▶ [EXERCISE]: For the data below, work out how many lines contain the word "html" and supply only that number.

[Dataset items]
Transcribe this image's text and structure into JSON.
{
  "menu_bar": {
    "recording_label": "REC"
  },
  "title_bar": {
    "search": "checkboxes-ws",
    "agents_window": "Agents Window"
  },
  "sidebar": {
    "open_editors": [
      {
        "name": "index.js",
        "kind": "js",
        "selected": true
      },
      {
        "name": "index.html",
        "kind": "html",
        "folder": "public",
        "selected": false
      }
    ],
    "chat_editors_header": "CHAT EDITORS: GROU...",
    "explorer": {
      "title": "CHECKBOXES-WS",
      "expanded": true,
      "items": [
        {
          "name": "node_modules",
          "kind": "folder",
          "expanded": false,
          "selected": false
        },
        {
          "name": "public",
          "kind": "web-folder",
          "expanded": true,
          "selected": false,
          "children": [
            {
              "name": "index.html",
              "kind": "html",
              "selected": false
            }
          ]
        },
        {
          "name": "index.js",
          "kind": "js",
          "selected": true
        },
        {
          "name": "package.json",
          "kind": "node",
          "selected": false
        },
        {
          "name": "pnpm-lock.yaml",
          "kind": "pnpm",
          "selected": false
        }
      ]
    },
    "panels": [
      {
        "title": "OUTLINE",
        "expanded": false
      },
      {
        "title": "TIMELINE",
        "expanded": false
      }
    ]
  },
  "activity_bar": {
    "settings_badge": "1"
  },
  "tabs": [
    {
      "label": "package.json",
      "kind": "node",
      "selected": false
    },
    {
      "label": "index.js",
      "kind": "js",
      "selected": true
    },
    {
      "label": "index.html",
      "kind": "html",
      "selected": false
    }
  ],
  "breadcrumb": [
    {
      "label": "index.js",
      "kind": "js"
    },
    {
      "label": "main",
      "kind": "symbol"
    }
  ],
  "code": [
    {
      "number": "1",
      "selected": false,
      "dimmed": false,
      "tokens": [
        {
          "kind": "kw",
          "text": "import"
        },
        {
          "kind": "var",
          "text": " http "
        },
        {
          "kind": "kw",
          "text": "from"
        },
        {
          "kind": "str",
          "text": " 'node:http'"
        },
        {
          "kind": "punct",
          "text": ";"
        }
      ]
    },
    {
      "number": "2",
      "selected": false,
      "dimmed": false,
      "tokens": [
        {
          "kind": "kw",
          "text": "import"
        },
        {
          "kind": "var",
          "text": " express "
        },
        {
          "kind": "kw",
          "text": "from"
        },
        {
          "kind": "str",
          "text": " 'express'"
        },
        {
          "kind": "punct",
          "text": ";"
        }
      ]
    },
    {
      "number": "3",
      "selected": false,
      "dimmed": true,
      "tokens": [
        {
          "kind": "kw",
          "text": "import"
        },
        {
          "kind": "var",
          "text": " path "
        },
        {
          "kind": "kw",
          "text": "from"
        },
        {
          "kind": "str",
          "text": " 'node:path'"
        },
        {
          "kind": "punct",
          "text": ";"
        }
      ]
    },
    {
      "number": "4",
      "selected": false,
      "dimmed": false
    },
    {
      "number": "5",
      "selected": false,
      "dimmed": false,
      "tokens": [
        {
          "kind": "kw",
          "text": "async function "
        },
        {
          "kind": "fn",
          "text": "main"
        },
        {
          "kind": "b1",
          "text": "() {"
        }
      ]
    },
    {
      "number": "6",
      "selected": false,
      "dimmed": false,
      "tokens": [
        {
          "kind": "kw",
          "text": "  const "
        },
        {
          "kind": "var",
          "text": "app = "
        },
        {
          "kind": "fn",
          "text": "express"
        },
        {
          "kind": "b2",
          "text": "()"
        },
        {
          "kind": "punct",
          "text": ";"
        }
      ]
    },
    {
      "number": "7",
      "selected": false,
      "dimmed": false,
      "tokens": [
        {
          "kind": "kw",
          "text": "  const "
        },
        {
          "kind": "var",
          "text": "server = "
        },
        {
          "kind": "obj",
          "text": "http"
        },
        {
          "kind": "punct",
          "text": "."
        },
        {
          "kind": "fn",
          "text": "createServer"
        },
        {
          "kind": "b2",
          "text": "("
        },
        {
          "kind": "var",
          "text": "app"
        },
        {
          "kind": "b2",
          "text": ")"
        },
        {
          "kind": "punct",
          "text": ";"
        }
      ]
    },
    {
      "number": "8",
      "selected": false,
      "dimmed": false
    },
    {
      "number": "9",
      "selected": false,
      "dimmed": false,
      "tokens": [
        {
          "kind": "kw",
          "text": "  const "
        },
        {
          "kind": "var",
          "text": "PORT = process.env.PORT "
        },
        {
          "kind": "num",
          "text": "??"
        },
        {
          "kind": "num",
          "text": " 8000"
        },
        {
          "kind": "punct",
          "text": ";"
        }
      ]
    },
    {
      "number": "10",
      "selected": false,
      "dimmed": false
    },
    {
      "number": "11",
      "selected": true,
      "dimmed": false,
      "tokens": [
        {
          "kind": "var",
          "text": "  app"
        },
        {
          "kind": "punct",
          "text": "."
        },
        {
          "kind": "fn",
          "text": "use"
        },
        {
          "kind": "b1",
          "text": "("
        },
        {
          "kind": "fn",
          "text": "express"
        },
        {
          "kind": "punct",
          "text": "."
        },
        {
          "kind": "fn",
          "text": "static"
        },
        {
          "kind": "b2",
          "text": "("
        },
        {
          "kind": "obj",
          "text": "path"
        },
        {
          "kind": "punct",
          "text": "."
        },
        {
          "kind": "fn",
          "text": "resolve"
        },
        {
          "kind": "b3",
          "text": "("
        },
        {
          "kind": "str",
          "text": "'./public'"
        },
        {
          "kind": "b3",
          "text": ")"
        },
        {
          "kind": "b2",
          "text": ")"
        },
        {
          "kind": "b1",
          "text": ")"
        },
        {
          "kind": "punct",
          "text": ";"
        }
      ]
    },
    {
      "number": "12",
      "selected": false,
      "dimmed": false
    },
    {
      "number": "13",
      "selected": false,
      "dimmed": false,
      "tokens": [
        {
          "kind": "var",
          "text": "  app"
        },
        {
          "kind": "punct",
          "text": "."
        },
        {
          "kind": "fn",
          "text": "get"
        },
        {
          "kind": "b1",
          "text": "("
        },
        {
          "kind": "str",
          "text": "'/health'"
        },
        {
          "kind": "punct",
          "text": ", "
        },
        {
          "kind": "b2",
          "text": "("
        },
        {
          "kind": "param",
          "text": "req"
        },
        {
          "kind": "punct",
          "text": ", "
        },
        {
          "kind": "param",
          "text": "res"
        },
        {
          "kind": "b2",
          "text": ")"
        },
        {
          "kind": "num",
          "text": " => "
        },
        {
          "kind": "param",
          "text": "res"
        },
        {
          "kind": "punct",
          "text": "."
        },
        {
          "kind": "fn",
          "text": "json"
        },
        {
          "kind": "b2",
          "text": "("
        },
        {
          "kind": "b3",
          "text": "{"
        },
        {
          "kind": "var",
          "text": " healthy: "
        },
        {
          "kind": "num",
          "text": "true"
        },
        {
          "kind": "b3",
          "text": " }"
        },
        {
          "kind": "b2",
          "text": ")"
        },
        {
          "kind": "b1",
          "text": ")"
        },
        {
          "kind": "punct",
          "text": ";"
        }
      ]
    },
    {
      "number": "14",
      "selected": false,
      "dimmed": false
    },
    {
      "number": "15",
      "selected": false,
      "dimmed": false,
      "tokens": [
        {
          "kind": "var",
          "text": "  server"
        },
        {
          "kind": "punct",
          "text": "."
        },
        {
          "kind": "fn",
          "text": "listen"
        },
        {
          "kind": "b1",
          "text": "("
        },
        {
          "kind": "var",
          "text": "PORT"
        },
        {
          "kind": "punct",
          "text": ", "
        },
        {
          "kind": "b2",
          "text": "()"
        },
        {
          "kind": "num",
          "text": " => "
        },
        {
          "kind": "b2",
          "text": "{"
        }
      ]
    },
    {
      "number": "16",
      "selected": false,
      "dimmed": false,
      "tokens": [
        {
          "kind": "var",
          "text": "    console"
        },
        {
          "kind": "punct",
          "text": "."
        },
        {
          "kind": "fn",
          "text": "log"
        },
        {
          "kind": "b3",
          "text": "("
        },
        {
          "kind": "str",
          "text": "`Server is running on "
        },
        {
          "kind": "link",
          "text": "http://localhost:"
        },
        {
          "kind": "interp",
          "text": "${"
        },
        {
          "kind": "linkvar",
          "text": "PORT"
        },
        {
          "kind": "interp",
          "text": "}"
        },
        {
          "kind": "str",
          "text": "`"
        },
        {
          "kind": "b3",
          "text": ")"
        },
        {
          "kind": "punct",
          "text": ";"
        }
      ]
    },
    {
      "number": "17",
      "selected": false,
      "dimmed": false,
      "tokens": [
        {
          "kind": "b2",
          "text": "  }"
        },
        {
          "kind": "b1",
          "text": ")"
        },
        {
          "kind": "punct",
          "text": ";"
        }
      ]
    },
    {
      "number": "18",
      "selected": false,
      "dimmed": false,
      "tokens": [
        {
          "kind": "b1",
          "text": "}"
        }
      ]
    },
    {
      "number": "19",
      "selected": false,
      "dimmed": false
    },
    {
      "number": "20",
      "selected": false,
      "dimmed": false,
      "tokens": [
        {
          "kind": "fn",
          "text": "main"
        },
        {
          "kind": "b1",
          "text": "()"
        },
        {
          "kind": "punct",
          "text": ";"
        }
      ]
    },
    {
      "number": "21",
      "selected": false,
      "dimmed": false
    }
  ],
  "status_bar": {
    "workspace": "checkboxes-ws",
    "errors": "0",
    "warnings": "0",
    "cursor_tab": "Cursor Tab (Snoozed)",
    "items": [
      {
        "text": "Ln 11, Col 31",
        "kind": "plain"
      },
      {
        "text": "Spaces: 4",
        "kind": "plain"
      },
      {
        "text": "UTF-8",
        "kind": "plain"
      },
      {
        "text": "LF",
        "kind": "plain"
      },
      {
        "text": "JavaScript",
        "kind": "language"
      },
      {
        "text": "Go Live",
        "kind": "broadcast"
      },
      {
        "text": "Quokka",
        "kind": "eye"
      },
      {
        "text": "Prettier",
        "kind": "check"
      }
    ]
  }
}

▶ [THE RESULT]: 6